» What the task requires: What is the number of lines containing the word "вариант"? Give that number alone.
# # # # #
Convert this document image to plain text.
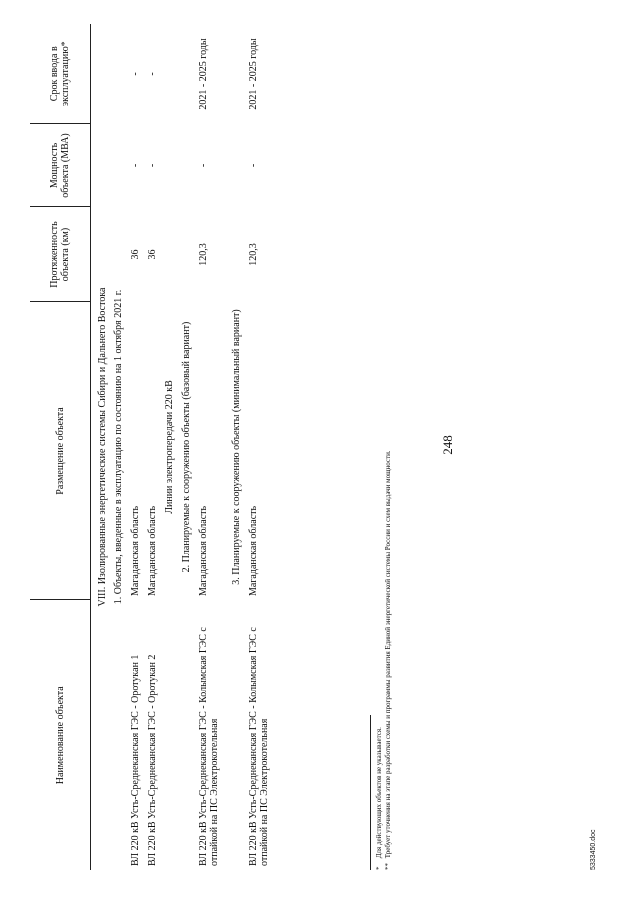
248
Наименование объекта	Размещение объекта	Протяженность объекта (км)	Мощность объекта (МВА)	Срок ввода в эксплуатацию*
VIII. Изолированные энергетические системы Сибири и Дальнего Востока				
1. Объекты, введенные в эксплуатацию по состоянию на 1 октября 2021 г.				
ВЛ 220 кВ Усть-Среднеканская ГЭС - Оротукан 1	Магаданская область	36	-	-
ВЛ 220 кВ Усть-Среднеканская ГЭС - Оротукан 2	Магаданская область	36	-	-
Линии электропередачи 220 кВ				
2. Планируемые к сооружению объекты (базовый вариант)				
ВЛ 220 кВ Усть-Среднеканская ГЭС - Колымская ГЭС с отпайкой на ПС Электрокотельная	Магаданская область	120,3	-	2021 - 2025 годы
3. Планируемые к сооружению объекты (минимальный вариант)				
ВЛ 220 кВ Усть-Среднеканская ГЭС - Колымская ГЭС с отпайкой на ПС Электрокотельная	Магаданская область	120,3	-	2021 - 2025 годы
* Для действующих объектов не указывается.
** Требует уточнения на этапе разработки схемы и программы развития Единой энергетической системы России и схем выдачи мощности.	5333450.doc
# # # # #
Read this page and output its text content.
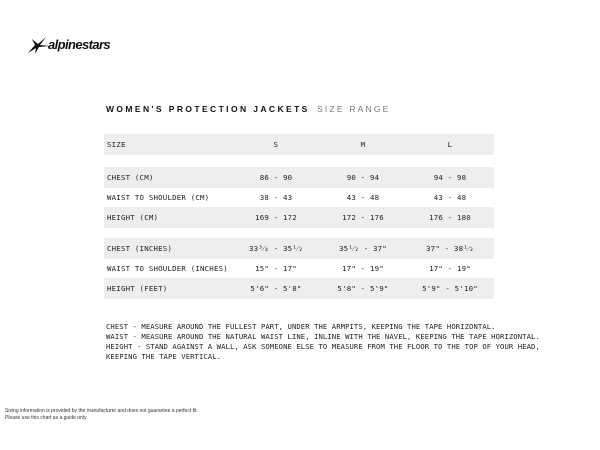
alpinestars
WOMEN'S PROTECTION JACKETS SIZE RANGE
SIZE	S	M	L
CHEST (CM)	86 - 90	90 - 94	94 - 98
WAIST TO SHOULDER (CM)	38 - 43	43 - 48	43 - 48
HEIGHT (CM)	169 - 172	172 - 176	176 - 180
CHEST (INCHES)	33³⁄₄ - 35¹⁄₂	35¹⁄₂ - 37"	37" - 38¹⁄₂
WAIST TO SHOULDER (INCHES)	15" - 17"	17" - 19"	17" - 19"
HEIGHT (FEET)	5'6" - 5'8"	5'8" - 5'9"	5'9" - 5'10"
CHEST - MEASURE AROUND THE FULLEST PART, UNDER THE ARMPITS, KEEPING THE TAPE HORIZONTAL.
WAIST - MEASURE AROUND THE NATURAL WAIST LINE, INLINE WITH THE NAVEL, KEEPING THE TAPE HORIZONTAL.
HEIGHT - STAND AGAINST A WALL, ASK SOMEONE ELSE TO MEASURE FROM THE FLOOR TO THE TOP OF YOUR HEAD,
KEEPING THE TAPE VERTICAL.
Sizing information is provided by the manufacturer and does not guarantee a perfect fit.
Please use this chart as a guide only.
# # # # #
» Final result: 2